• _EXERCISE AIM_:
Repeat the whole of the data, keeping every detail the same.
Begin
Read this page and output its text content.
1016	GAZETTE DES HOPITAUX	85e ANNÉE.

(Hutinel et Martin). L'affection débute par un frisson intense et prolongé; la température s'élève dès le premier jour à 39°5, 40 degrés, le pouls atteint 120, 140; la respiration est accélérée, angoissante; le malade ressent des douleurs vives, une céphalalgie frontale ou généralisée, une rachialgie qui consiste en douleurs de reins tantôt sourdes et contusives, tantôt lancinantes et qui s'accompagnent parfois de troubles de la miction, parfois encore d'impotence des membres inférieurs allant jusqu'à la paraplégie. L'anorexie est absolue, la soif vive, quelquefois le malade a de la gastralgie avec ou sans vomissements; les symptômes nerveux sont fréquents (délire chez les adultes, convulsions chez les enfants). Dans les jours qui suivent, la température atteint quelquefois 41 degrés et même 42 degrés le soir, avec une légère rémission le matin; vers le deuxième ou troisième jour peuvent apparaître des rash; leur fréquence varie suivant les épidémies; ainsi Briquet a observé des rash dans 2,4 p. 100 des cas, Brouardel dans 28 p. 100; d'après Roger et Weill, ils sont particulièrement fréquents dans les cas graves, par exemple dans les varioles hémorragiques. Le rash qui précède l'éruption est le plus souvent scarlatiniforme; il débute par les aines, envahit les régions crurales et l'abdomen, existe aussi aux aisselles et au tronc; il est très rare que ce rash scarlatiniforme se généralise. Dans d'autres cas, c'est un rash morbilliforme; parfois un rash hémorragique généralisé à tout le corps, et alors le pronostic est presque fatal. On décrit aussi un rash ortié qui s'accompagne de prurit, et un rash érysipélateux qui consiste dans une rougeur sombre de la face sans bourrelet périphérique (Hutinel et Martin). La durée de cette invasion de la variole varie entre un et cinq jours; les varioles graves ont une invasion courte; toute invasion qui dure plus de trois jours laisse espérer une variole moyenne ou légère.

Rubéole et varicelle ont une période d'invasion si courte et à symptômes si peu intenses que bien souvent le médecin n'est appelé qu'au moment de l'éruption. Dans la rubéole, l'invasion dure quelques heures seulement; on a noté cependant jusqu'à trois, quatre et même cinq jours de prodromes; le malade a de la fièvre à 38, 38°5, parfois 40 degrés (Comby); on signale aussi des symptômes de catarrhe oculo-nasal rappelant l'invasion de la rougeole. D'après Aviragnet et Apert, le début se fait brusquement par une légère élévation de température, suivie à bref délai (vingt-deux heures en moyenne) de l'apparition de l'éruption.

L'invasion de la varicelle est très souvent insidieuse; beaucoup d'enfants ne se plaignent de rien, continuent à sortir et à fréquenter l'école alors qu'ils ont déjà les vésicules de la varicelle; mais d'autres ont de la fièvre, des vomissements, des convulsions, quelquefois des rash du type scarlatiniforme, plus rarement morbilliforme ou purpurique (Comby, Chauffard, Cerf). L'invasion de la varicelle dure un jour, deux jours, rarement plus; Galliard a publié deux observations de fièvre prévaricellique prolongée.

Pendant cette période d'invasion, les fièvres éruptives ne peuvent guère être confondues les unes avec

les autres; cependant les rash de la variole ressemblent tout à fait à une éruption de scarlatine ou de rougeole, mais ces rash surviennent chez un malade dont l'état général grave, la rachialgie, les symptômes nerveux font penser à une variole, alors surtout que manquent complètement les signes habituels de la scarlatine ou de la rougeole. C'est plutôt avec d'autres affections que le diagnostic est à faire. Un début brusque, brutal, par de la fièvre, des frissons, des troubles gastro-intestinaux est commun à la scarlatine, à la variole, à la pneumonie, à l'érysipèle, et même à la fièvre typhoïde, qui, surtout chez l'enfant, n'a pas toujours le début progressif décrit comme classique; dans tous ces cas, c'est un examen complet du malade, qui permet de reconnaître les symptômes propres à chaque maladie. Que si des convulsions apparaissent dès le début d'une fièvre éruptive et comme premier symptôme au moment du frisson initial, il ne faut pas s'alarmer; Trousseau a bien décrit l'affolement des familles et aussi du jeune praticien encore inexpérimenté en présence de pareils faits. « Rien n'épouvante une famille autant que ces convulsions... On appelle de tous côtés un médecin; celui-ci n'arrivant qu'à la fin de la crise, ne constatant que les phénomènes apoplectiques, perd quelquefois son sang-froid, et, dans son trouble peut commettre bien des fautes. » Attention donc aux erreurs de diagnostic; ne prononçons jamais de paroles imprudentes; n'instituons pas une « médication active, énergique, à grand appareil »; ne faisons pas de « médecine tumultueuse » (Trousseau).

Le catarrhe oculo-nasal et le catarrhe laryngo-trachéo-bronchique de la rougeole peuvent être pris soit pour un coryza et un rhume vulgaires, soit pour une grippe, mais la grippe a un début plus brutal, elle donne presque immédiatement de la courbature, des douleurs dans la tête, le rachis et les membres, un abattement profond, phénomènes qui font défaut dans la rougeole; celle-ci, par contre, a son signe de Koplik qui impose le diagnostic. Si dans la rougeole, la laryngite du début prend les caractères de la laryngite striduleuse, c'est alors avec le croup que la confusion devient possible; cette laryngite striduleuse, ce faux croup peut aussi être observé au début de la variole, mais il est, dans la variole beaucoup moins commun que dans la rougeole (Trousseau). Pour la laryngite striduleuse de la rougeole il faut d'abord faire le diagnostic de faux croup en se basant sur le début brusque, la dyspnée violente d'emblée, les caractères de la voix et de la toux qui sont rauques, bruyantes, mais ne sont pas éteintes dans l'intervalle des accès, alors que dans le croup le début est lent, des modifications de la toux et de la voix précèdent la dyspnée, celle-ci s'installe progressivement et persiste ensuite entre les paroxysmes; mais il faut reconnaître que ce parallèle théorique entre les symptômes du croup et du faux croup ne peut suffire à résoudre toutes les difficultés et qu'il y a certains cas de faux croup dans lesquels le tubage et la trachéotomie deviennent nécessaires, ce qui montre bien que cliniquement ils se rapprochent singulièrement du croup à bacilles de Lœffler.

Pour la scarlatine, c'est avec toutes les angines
End
• _CORRECT RESPONSE_:
Read this page and output its text content.
1016	GAZETTE DES HOPITAUX	85e ANNÉE.

(Hutinel et Martin). L'affection débute par un frisson intense et prolongé; la température s'élève dès le premier jour à 39°5, 40 degrés, le pouls atteint 120, 140; la respiration est accélérée, angoissante; le malade ressent des douleurs vives, une céphalalgie frontale ou généralisée, une rachialgie qui consiste en douleurs de reins tantôt sourdes et contusives, tantôt lancinantes et qui s'accompagnent parfois de troubles de la miction, parfois encore d'impotence des membres inférieurs allant jusqu'à la paraplégie. L'anorexie est absolue, la soif vive, quelquefois le malade a de la gastralgie avec ou sans vomissements; les symptômes nerveux sont fréquents (délire chez les adultes, convulsions chez les enfants). Dans les jours qui suivent, la température atteint quelquefois 41 degrés et même 42 degrés le soir, avec une légère rémission le matin; vers le deuxième ou troisième jour peuvent apparaître des rash; leur fréquence varie suivant les épidémies; ainsi Briquet a observé des rash dans 2,4 p. 100 des cas, Brouardel dans 28 p. 100; d'après Roger et Weill, ils sont particulièrement fréquents dans les cas graves, par exemple dans les varioles hémorragiques. Le rash qui précède l'éruption est le plus souvent scarlatiniforme; il débute par les aines, envahit les régions crurales et l'abdomen, existe aussi aux aisselles et au tronc; il est très rare que ce rash scarlatiniforme se généralise. Dans d'autres cas, c'est un rash morbilliforme; parfois un rash hémorragique généralisé à tout le corps, et alors le pronostic est presque fatal. On décrit aussi un rash ortié qui s'accompagne de prurit, et un rash érysipélateux qui consiste dans une rougeur sombre de la face sans bourrelet périphérique (Hutinel et Martin). La durée de cette invasion de la variole varie entre un et cinq jours; les varioles graves ont une invasion courte; toute invasion qui dure plus de trois jours laisse espérer une variole moyenne ou légère.

Rubéole et varicelle ont une période d'invasion si courte et à symptômes si peu intenses que bien souvent le médecin n'est appelé qu'au moment de l'éruption. Dans la rubéole, l'invasion dure quelques heures seulement; on a noté cependant jusqu'à trois, quatre et même cinq jours de prodromes; le malade a de la fièvre à 38, 38°5, parfois 40 degrés (Comby); on signale aussi des symptômes de catarrhe oculo-nasal rappelant l'invasion de la rougeole. D'après Aviragnet et Apert, le début se fait brusquement par une légère élévation de température, suivie à bref délai (vingt-deux heures en moyenne) de l'apparition de l'éruption.

L'invasion de la varicelle est très souvent insidieuse; beaucoup d'enfants ne se plaignent de rien, continuent à sortir et à fréquenter l'école alors qu'ils ont déjà les vésicules de la varicelle; mais d'autres ont de la fièvre, des vomissements, des convulsions, quelquefois des rash du type scarlatiniforme, plus rarement morbilliforme ou purpurique (Comby, Chauffard, Cerf). L'invasion de la varicelle dure un jour, deux jours, rarement plus; Galliard a publié deux observations de fièvre prévaricellique prolongée.

Pendant cette période d'invasion, les fièvres éruptives ne peuvent guère être confondues les unes avec

les autres; cependant les rash de la variole ressemblent tout à fait à une éruption de scarlatine ou de rougeole, mais ces rash surviennent chez un malade dont l'état général grave, la rachialgie, les symptômes nerveux font penser à une variole, alors surtout que manquent complètement les signes habituels de la scarlatine ou de la rougeole. C'est plutôt avec d'autres affections que le diagnostic est à faire. Un début brusque, brutal, par de la fièvre, des frissons, des troubles gastro-intestinaux est commun à la scarlatine, à la variole, à la pneumonie, à l'érysipèle, et même à la fièvre typhoïde, qui, surtout chez l'enfant, n'a pas toujours le début progressif décrit comme classique; dans tous ces cas, c'est un examen complet du malade, qui permet de reconnaître les symptômes propres à chaque maladie. Que si des convulsions apparaissent dès le début d'une fièvre éruptive et comme premier symptôme au moment du frisson initial, il ne faut pas s'alarmer; Trousseau a bien décrit l'affolement des familles et aussi du jeune praticien encore inexpérimenté en présence de pareils faits. « Rien n'épouvante une famille autant que ces convulsions... On appelle de tous côtés un médecin; celui-ci n'arrivant qu'à la fin de la crise, ne constatant que les phénomènes apoplectiques, perd quelquefois son sang-froid, et, dans son trouble peut commettre bien des fautes. » Attention donc aux erreurs de diagnostic; ne prononçons jamais de paroles imprudentes; n'instituons pas une « médication active, énergique, à grand appareil »; ne faisons pas de « médecine tumultueuse » (Trousseau).

Le catarrhe oculo-nasal et le catarrhe laryngo-trachéo-bronchique de la rougeole peuvent être pris soit pour un coryza et un rhume vulgaires, soit pour une grippe, mais la grippe a un début plus brutal, elle donne presque immédiatement de la courbature, des douleurs dans la tête, le rachis et les membres, un abattement profond, phénomènes qui font défaut dans la rougeole; celle-ci, par contre, a son signe de Koplik qui impose le diagnostic. Si dans la rougeole, la laryngite du début prend les caractères de la laryngite striduleuse, c'est alors avec le croup que la confusion devient possible; cette laryngite striduleuse, ce faux croup peut aussi être observé au début de la variole, mais il est, dans la variole beaucoup moins commun que dans la rougeole (Trousseau). Pour la laryngite striduleuse de la rougeole il faut d'abord faire le diagnostic de faux croup en se basant sur le début brusque, la dyspnée violente d'emblée, les caractères de la voix et de la toux qui sont rauques, bruyantes, mais ne sont pas éteintes dans l'intervalle des accès, alors que dans le croup le début est lent, des modifications de la toux et de la voix précèdent la dyspnée, celle-ci s'installe progressivement et persiste ensuite entre les paroxysmes; mais il faut reconnaître que ce parallèle théorique entre les symptômes du croup et du faux croup ne peut suffire à résoudre toutes les difficultés et qu'il y a certains cas de faux croup dans lesquels le tubage et la trachéotomie deviennent nécessaires, ce qui montre bien que cliniquement ils se rapprochent singulièrement du croup à bacilles de Lœffler.

Pour la scarlatine, c'est avec toutes les angines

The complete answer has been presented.